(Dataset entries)
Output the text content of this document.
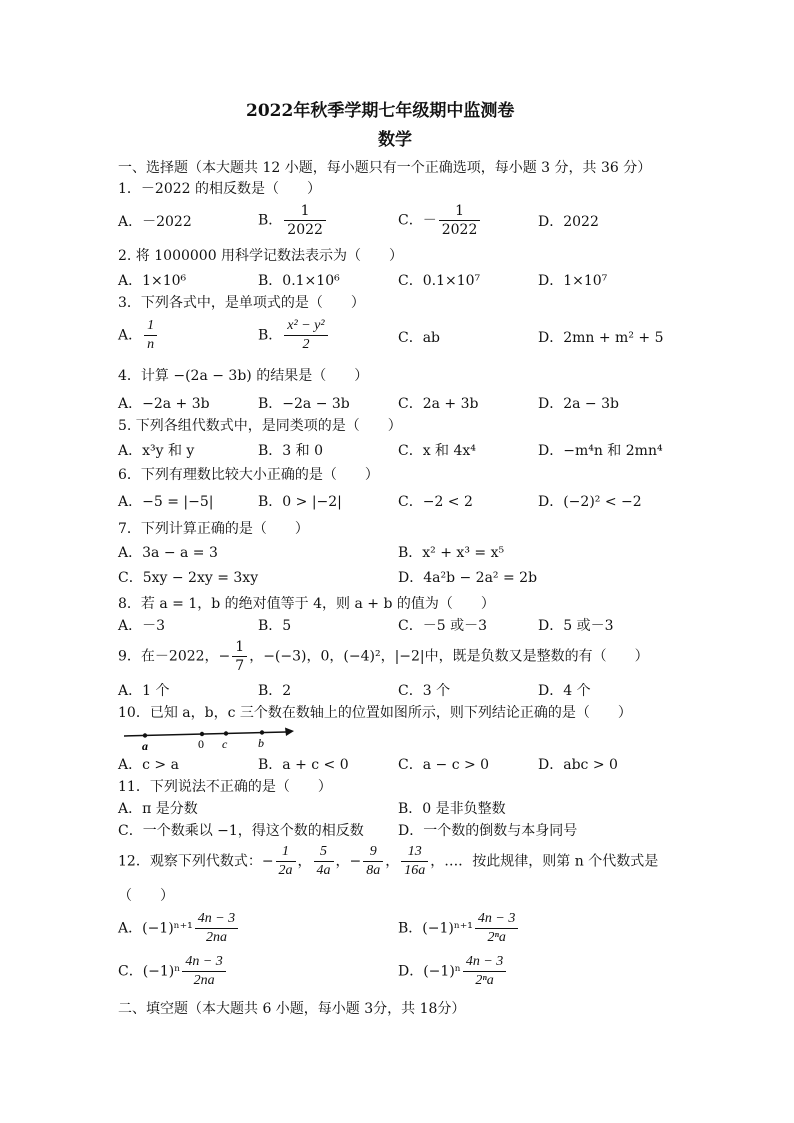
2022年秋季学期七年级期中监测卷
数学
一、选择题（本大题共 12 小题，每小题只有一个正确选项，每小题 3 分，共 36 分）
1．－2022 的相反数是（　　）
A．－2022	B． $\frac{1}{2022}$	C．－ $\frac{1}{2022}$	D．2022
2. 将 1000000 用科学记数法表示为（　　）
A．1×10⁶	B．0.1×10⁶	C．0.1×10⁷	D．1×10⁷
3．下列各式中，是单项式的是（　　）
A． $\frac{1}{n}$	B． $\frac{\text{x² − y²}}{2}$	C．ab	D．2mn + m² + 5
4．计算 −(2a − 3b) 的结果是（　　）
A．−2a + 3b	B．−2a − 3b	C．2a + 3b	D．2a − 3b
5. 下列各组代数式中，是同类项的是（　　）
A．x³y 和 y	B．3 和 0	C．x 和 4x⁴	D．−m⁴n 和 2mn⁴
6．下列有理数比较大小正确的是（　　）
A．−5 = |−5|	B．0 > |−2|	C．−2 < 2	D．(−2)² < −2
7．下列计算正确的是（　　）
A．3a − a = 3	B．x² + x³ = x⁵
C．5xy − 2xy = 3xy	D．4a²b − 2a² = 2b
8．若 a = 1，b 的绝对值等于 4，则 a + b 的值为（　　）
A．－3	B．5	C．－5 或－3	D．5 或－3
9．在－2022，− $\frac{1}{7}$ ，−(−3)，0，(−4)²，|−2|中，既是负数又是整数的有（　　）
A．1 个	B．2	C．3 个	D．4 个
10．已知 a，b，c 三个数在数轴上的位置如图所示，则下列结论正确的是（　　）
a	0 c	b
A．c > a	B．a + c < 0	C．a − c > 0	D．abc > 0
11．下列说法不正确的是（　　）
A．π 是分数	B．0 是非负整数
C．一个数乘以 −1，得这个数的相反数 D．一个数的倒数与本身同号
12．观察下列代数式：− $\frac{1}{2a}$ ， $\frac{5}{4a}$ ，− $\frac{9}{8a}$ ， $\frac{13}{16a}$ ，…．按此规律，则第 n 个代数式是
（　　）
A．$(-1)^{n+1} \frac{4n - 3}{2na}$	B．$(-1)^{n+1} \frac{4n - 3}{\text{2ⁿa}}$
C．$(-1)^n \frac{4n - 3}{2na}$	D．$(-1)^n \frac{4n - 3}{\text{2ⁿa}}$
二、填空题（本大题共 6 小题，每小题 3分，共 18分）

---

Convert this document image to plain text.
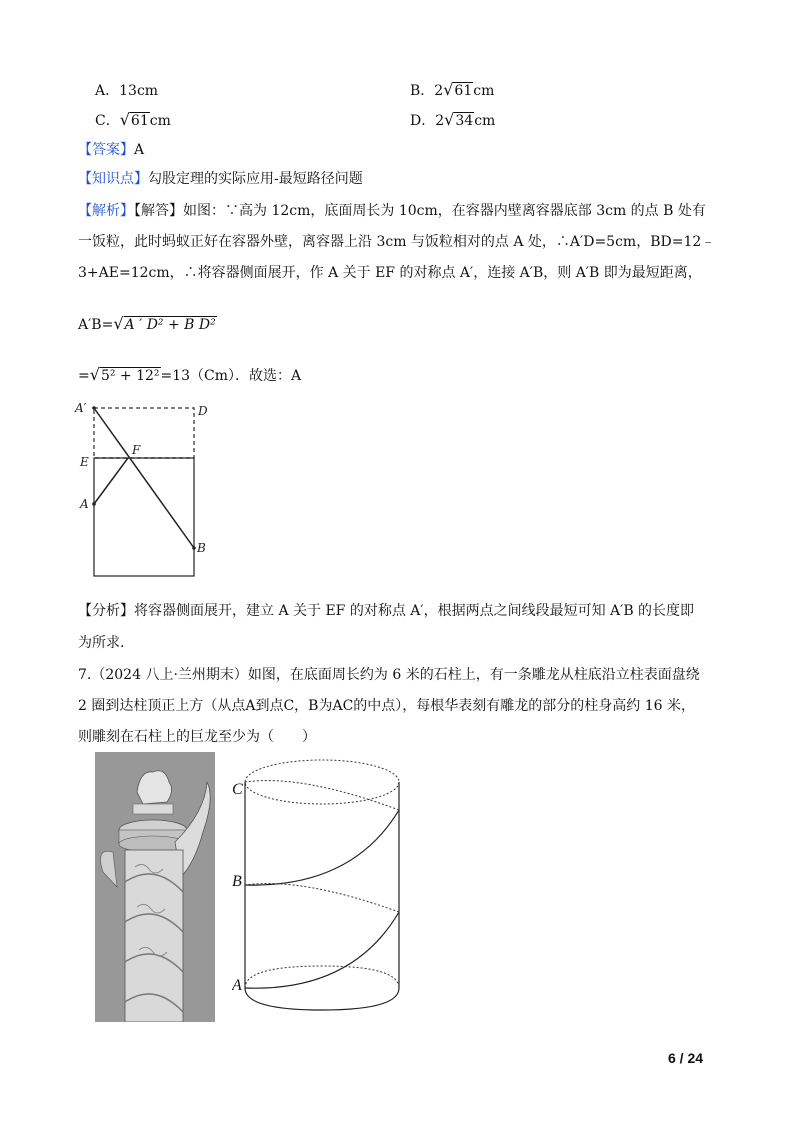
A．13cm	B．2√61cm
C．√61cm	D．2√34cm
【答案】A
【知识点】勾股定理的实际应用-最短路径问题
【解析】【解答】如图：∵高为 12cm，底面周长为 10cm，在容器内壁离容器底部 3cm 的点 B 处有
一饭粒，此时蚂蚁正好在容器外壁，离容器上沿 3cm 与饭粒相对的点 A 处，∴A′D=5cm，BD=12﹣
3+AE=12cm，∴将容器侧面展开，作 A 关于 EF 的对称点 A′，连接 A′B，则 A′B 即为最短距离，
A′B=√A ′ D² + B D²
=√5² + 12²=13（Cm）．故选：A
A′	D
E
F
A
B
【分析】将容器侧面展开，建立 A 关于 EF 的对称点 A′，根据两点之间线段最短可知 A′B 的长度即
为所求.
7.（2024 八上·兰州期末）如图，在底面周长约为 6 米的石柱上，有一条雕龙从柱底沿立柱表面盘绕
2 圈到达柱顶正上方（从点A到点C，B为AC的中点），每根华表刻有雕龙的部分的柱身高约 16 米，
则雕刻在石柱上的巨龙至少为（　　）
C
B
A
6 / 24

...

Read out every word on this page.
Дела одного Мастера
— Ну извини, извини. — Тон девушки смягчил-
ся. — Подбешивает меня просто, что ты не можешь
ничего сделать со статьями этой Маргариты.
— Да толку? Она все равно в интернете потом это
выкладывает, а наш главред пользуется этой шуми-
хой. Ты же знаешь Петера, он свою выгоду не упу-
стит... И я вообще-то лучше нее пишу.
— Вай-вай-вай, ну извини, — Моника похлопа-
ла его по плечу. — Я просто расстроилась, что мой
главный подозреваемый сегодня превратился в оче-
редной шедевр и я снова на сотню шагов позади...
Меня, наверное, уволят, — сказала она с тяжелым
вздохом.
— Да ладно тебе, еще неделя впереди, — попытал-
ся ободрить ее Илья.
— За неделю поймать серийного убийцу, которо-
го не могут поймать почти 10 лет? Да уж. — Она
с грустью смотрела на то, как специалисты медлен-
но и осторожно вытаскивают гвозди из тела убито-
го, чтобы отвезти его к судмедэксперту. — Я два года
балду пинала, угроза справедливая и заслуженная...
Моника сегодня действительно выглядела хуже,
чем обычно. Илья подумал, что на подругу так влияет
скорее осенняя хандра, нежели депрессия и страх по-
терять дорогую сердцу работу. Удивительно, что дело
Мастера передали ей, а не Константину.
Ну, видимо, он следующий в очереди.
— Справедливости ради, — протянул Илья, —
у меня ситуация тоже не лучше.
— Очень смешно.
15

## Your instructions:
Work out how many lines in the records above hold the string "Моника", then give only that count.

## Result of this task:
2